For the listing below, give the count of lines containing "badge", and no other text.

☆ ☆ ☆ ☆ ☆ ☆ ☆

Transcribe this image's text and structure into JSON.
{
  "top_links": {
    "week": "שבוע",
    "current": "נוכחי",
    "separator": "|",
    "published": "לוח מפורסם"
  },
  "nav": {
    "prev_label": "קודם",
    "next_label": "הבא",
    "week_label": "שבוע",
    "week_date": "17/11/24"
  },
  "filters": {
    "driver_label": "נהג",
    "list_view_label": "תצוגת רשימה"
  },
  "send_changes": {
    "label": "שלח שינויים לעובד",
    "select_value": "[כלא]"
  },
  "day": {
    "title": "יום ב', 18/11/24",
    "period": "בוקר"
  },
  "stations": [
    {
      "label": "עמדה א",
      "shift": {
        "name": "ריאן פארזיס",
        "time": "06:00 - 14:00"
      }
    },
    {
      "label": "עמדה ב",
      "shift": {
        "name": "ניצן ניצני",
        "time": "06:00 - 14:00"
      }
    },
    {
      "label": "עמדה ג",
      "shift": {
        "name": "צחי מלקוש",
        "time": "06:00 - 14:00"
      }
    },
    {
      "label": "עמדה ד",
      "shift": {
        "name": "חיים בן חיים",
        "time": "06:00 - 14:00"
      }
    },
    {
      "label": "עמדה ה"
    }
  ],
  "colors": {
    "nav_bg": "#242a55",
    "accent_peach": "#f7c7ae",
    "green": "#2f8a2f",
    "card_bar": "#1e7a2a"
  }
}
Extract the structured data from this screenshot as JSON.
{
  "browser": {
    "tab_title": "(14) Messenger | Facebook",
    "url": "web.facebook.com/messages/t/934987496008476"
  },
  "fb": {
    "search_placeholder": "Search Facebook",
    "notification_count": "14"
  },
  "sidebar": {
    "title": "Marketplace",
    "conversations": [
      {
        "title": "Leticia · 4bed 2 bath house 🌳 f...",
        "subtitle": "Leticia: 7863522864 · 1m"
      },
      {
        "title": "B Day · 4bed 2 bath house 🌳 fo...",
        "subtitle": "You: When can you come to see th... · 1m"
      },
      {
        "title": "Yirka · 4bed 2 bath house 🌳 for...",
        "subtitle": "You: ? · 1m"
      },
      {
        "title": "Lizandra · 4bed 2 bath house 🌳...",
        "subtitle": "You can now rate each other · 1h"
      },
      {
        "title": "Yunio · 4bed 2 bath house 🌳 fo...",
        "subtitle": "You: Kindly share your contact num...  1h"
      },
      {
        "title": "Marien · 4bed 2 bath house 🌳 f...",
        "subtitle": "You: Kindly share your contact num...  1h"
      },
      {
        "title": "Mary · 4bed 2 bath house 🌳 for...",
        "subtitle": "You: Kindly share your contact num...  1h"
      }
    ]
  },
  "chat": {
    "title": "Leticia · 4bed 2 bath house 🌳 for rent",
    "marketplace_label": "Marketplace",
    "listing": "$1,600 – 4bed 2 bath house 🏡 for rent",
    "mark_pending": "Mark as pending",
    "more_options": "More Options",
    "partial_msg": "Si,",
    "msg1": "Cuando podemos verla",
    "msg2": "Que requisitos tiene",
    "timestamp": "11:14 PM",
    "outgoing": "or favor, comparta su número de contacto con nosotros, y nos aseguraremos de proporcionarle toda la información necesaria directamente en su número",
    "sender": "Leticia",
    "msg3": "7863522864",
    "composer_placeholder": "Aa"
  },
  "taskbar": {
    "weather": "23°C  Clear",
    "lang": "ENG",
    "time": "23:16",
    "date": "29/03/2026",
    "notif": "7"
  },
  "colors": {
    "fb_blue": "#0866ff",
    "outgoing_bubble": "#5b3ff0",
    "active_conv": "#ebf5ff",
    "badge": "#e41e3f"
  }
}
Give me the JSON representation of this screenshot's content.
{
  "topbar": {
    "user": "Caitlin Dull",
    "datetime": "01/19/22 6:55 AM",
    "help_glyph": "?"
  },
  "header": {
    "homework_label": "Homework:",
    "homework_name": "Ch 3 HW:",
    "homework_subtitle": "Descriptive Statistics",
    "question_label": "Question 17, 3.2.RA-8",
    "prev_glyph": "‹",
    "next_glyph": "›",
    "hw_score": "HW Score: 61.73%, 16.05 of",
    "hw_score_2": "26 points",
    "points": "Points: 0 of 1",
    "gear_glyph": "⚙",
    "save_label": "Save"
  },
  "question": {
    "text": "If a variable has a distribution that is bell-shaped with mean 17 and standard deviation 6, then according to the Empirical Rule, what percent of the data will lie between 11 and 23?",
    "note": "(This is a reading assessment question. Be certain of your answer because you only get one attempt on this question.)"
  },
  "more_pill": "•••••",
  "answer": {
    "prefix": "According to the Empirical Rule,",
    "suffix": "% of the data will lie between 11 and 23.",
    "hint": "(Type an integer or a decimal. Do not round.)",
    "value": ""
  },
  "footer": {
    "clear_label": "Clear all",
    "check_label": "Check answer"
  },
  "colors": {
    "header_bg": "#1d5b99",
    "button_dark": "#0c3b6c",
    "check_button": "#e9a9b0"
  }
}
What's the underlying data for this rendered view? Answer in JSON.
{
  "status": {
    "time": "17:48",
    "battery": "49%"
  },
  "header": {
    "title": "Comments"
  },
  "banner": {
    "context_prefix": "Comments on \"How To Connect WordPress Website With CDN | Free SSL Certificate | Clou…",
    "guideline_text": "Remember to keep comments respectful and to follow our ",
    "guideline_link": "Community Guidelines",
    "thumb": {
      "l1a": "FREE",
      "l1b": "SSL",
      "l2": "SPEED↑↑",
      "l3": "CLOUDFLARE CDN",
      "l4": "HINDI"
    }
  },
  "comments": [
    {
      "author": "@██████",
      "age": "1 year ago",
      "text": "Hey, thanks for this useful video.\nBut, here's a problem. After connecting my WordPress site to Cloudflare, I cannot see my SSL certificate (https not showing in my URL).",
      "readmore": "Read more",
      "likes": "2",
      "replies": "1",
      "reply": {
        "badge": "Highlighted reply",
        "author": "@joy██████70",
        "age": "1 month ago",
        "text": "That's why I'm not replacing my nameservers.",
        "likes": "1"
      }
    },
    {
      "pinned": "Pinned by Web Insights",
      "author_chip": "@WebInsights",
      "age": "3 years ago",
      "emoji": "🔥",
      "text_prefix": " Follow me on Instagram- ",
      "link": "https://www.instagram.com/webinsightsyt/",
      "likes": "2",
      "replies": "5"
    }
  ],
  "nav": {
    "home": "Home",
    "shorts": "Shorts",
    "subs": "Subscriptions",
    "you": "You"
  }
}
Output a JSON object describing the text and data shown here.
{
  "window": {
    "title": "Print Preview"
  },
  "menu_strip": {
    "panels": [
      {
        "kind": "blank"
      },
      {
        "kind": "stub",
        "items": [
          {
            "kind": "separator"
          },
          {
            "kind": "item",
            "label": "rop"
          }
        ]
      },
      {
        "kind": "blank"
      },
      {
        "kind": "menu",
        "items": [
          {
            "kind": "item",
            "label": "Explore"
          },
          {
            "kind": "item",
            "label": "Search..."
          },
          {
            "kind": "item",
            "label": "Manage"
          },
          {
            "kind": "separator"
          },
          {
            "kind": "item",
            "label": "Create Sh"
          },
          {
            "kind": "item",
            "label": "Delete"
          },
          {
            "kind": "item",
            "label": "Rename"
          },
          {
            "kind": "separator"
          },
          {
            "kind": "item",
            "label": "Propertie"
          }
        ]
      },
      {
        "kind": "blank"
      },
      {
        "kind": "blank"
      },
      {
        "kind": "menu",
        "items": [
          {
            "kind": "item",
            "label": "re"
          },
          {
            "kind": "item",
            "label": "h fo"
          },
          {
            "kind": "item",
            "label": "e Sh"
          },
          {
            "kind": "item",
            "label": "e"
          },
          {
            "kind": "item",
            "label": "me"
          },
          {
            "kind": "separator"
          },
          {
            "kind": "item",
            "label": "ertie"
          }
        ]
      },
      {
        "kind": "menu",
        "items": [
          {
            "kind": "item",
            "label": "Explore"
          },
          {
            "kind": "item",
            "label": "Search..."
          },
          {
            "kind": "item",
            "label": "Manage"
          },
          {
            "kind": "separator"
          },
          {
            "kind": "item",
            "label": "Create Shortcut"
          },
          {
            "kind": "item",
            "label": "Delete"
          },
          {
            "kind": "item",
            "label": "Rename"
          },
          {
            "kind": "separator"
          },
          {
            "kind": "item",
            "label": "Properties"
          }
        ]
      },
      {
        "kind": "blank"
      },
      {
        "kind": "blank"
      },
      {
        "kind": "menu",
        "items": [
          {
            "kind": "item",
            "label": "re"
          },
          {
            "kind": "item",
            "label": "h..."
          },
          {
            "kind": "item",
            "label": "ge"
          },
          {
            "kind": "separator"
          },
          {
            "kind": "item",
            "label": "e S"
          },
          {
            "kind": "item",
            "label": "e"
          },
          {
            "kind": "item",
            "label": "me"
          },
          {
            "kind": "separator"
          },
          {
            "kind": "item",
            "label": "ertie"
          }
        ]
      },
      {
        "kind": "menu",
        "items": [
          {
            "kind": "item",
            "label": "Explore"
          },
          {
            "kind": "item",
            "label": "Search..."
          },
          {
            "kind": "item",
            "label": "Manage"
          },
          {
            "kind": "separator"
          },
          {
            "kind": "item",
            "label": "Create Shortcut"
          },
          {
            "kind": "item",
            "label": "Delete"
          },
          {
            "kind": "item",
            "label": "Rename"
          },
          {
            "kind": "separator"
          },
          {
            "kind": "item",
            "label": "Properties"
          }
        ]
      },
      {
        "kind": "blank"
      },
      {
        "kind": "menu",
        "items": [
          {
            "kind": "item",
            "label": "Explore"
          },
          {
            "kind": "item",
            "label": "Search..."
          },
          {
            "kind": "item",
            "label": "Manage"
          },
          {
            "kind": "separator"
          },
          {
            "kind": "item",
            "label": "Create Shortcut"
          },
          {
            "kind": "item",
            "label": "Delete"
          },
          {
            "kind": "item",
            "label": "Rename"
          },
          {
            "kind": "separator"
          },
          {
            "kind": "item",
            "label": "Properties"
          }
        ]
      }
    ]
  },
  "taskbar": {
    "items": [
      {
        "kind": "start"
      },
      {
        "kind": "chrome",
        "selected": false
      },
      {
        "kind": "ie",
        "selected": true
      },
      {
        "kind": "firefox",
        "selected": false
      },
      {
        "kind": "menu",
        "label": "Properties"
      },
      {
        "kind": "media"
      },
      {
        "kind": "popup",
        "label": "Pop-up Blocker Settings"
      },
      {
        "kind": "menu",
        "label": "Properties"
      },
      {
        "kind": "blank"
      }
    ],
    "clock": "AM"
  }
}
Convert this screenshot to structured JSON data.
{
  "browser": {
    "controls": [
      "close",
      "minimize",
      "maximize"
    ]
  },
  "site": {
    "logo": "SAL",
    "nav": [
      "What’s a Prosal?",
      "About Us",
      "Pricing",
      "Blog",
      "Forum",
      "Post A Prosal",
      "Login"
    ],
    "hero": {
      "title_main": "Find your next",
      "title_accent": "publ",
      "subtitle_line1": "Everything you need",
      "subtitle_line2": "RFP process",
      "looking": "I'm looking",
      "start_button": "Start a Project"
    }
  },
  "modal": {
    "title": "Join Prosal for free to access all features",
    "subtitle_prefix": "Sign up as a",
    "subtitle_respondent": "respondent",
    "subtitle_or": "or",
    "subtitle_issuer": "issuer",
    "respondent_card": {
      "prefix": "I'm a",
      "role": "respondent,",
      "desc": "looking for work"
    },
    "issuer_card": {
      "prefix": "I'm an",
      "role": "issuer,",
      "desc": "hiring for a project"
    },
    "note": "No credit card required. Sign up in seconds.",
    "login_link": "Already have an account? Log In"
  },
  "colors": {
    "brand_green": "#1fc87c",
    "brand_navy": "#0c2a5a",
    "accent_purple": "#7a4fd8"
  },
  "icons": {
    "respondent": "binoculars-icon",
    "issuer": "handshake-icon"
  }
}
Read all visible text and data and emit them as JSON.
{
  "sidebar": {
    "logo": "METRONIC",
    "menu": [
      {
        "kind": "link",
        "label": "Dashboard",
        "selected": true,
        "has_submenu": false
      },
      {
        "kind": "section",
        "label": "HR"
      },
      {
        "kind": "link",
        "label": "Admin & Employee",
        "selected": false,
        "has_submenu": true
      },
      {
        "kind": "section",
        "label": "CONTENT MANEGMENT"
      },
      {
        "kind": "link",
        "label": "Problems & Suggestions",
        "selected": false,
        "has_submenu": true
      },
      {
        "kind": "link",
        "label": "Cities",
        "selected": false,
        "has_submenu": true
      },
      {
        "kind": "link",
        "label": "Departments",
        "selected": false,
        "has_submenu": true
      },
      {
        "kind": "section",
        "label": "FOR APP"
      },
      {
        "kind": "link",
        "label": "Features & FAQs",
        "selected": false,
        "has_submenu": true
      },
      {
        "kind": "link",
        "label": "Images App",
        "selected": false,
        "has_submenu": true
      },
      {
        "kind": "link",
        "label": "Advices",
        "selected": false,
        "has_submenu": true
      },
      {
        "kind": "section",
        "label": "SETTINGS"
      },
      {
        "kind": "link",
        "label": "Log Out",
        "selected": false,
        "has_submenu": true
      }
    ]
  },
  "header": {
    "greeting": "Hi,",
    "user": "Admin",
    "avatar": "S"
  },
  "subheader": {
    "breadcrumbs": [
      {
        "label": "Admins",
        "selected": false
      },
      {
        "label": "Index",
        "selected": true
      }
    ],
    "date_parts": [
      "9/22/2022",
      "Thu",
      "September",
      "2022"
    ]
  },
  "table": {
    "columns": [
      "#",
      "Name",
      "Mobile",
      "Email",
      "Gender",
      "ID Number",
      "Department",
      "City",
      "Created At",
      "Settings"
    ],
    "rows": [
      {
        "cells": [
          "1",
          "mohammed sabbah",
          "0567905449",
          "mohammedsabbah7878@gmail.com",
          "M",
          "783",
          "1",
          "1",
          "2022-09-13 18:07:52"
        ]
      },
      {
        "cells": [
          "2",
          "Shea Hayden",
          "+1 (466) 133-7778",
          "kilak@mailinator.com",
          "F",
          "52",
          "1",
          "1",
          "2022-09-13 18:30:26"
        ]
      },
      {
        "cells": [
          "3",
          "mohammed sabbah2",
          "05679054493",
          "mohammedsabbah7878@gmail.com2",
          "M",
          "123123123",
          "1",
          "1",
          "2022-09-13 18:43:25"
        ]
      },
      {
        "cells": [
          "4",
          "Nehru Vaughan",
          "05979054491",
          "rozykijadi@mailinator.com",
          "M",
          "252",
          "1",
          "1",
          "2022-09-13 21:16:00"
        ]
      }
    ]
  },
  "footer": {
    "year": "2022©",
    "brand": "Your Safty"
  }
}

☆ ☆ ☆ ☆ ☆ ☆ ☆

Problem solution
2